**WHAT IS REQUIRED**
Write out the whole of the material exactly.

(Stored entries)

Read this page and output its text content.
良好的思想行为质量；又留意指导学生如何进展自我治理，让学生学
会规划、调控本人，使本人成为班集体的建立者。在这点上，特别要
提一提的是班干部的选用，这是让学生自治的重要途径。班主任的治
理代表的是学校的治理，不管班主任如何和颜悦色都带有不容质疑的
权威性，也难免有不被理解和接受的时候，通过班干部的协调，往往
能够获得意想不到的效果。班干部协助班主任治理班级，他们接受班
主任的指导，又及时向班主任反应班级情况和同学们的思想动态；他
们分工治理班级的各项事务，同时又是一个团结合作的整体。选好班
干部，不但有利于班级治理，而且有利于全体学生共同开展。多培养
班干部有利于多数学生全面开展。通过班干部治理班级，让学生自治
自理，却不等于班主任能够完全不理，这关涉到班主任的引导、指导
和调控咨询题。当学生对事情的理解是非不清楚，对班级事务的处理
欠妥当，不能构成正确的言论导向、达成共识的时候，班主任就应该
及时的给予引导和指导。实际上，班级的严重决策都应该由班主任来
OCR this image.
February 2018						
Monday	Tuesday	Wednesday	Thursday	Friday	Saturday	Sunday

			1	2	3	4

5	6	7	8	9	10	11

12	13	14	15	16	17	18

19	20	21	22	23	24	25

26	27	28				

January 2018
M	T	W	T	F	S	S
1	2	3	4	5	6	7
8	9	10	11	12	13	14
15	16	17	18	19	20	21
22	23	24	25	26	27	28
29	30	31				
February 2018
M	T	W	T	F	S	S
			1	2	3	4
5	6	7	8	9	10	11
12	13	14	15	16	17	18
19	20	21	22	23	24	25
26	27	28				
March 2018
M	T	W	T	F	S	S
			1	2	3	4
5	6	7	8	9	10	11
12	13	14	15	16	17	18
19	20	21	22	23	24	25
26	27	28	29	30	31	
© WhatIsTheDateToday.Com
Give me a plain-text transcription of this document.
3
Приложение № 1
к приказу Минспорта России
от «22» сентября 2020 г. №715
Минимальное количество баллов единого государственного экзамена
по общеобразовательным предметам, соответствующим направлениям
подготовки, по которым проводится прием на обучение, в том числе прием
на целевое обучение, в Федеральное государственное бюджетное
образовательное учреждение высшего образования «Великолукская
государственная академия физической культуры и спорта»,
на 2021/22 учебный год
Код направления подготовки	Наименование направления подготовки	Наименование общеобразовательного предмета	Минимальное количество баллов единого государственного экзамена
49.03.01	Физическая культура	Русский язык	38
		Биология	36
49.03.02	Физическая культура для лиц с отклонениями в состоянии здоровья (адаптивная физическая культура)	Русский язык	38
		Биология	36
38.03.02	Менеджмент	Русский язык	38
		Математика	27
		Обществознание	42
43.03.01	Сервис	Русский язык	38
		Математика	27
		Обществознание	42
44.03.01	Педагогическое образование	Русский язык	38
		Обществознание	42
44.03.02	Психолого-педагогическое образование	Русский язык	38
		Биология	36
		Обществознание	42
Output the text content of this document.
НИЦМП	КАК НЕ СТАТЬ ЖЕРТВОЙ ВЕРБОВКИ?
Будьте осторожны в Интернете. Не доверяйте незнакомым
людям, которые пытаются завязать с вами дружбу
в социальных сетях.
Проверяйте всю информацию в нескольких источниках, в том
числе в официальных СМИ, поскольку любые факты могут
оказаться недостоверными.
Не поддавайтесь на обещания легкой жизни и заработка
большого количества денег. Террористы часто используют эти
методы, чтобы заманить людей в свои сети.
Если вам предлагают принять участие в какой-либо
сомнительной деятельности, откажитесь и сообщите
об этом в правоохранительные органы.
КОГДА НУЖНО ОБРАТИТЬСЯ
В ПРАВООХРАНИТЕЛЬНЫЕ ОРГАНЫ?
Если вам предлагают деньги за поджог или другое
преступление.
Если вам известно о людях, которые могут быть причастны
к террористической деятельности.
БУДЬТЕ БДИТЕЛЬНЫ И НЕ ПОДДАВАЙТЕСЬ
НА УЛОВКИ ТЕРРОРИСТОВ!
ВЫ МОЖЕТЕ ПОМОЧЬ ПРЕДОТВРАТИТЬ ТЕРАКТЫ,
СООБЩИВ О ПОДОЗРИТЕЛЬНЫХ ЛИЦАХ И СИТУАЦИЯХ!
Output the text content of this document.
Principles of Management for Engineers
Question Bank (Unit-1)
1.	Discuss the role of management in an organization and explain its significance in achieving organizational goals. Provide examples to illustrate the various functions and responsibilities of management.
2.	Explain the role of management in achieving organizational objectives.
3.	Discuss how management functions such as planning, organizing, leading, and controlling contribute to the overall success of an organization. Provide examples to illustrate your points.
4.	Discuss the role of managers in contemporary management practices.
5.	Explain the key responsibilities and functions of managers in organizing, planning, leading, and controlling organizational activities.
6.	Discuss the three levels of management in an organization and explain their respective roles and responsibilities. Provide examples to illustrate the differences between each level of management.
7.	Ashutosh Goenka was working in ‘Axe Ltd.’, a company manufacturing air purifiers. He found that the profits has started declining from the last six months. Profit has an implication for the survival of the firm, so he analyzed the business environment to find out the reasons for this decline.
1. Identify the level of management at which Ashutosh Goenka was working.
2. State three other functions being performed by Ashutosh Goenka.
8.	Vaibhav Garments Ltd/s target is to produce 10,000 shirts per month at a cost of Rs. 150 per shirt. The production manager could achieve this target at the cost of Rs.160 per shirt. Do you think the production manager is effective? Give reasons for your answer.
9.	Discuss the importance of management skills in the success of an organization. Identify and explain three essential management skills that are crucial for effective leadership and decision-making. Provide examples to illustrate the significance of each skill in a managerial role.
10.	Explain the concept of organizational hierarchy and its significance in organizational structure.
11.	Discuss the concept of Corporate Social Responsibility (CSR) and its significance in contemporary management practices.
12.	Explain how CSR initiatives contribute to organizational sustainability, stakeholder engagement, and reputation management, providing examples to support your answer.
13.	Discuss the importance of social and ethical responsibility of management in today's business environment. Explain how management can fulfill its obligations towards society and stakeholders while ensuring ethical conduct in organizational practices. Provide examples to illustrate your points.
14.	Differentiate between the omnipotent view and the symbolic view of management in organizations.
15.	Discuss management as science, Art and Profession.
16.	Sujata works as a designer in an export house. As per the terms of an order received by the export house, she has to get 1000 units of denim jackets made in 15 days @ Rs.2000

**EXPECTED OUTPUT**
Read this page and output its text content.
良好的思想行为质量；又留意指导学生如何进展自我治理，让学生学
会规划、调控本人，使本人成为班集体的建立者。在这点上，特别要
提一提的是班干部的选用，这是让学生自治的重要途径。班主任的治
理代表的是学校的治理，不管班主任如何和颜悦色都带有不容质疑的
权威性，也难免有不被理解和接受的时候，通过班干部的协调，往往
能够获得意想不到的效果。班干部协助班主任治理班级，他们接受班
主任的指导，又及时向班主任反应班级情况和同学们的思想动态；他
们分工治理班级的各项事务，同时又是一个团结合作的整体。选好班
干部，不但有利于班级治理，而且有利于全体学生共同开展。多培养
班干部有利于多数学生全面开展。通过班干部治理班级，让学生自治
自理，却不等于班主任能够完全不理，这关涉到班主任的引导、指导
和调控咨询题。当学生对事情的理解是非不清楚，对班级事务的处理
欠妥当，不能构成正确的言论导向、达成共识的时候，班主任就应该
及时的给予引导和指导。实际上，班级的严重决策都应该由班主任来
OCR this image.
February 2018						
Monday	Tuesday	Wednesday	Thursday	Friday	Saturday	Sunday

			1	2	3	4

5	6	7	8	9	10	11

12	13	14	15	16	17	18

19	20	21	22	23	24	25

26	27	28				

January 2018
M	T	W	T	F	S	S
1	2	3	4	5	6	7
8	9	10	11	12	13	14
15	16	17	18	19	20	21
22	23	24	25	26	27	28
29	30	31				
February 2018
M	T	W	T	F	S	S
			1	2	3	4
5	6	7	8	9	10	11
12	13	14	15	16	17	18
19	20	21	22	23	24	25
26	27	28				
March 2018
M	T	W	T	F	S	S
			1	2	3	4
5	6	7	8	9	10	11
12	13	14	15	16	17	18
19	20	21	22	23	24	25
26	27	28	29	30	31	
© WhatIsTheDateToday.Com
Give me a plain-text transcription of this document.
3
Приложение № 1
к приказу Минспорта России
от «22» сентября 2020 г. №715
Минимальное количество баллов единого государственного экзамена
по общеобразовательным предметам, соответствующим направлениям
подготовки, по которым проводится прием на обучение, в том числе прием
на целевое обучение, в Федеральное государственное бюджетное
образовательное учреждение высшего образования «Великолукская
государственная академия физической культуры и спорта»,
на 2021/22 учебный год
Код направления подготовки	Наименование направления подготовки	Наименование общеобразовательного предмета	Минимальное количество баллов единого государственного экзамена
49.03.01	Физическая культура	Русский язык	38
		Биология	36
49.03.02	Физическая культура для лиц с отклонениями в состоянии здоровья (адаптивная физическая культура)	Русский язык	38
		Биология	36
38.03.02	Менеджмент	Русский язык	38
		Математика	27
		Обществознание	42
43.03.01	Сервис	Русский язык	38
		Математика	27
		Обществознание	42
44.03.01	Педагогическое образование	Русский язык	38
		Обществознание	42
44.03.02	Психолого-педагогическое образование	Русский язык	38
		Биология	36
		Обществознание	42
Output the text content of this document.
НИЦМП	КАК НЕ СТАТЬ ЖЕРТВОЙ ВЕРБОВКИ?
Будьте осторожны в Интернете. Не доверяйте незнакомым
людям, которые пытаются завязать с вами дружбу
в социальных сетях.
Проверяйте всю информацию в нескольких источниках, в том
числе в официальных СМИ, поскольку любые факты могут
оказаться недостоверными.
Не поддавайтесь на обещания легкой жизни и заработка
большого количества денег. Террористы часто используют эти
методы, чтобы заманить людей в свои сети.
Если вам предлагают принять участие в какой-либо
сомнительной деятельности, откажитесь и сообщите
об этом в правоохранительные органы.
КОГДА НУЖНО ОБРАТИТЬСЯ
В ПРАВООХРАНИТЕЛЬНЫЕ ОРГАНЫ?
Если вам предлагают деньги за поджог или другое
преступление.
Если вам известно о людях, которые могут быть причастны
к террористической деятельности.
БУДЬТЕ БДИТЕЛЬНЫ И НЕ ПОДДАВАЙТЕСЬ
НА УЛОВКИ ТЕРРОРИСТОВ!
ВЫ МОЖЕТЕ ПОМОЧЬ ПРЕДОТВРАТИТЬ ТЕРАКТЫ,
СООБЩИВ О ПОДОЗРИТЕЛЬНЫХ ЛИЦАХ И СИТУАЦИЯХ!
Output the text content of this document.
Principles of Management for Engineers
Question Bank (Unit-1)
1.	Discuss the role of management in an organization and explain its significance in achieving organizational goals. Provide examples to illustrate the various functions and responsibilities of management.
2.	Explain the role of management in achieving organizational objectives.
3.	Discuss how management functions such as planning, organizing, leading, and controlling contribute to the overall success of an organization. Provide examples to illustrate your points.
4.	Discuss the role of managers in contemporary management practices.
5.	Explain the key responsibilities and functions of managers in organizing, planning, leading, and controlling organizational activities.
6.	Discuss the three levels of management in an organization and explain their respective roles and responsibilities. Provide examples to illustrate the differences between each level of management.
7.	Ashutosh Goenka was working in ‘Axe Ltd.’, a company manufacturing air purifiers. He found that the profits has started declining from the last six months. Profit has an implication for the survival of the firm, so he analyzed the business environment to find out the reasons for this decline.
1. Identify the level of management at which Ashutosh Goenka was working.
2. State three other functions being performed by Ashutosh Goenka.
8.	Vaibhav Garments Ltd/s target is to produce 10,000 shirts per month at a cost of Rs. 150 per shirt. The production manager could achieve this target at the cost of Rs.160 per shirt. Do you think the production manager is effective? Give reasons for your answer.
9.	Discuss the importance of management skills in the success of an organization. Identify and explain three essential management skills that are crucial for effective leadership and decision-making. Provide examples to illustrate the significance of each skill in a managerial role.
10.	Explain the concept of organizational hierarchy and its significance in organizational structure.
11.	Discuss the concept of Corporate Social Responsibility (CSR) and its significance in contemporary management practices.
12.	Explain how CSR initiatives contribute to organizational sustainability, stakeholder engagement, and reputation management, providing examples to support your answer.
13.	Discuss the importance of social and ethical responsibility of management in today's business environment. Explain how management can fulfill its obligations towards society and stakeholders while ensuring ethical conduct in organizational practices. Provide examples to illustrate your points.
14.	Differentiate between the omnipotent view and the symbolic view of management in organizations.
15.	Discuss management as science, Art and Profession.
16.	Sujata works as a designer in an export house. As per the terms of an order received by the export house, she has to get 1000 units of denim jackets made in 15 days @ Rs.2000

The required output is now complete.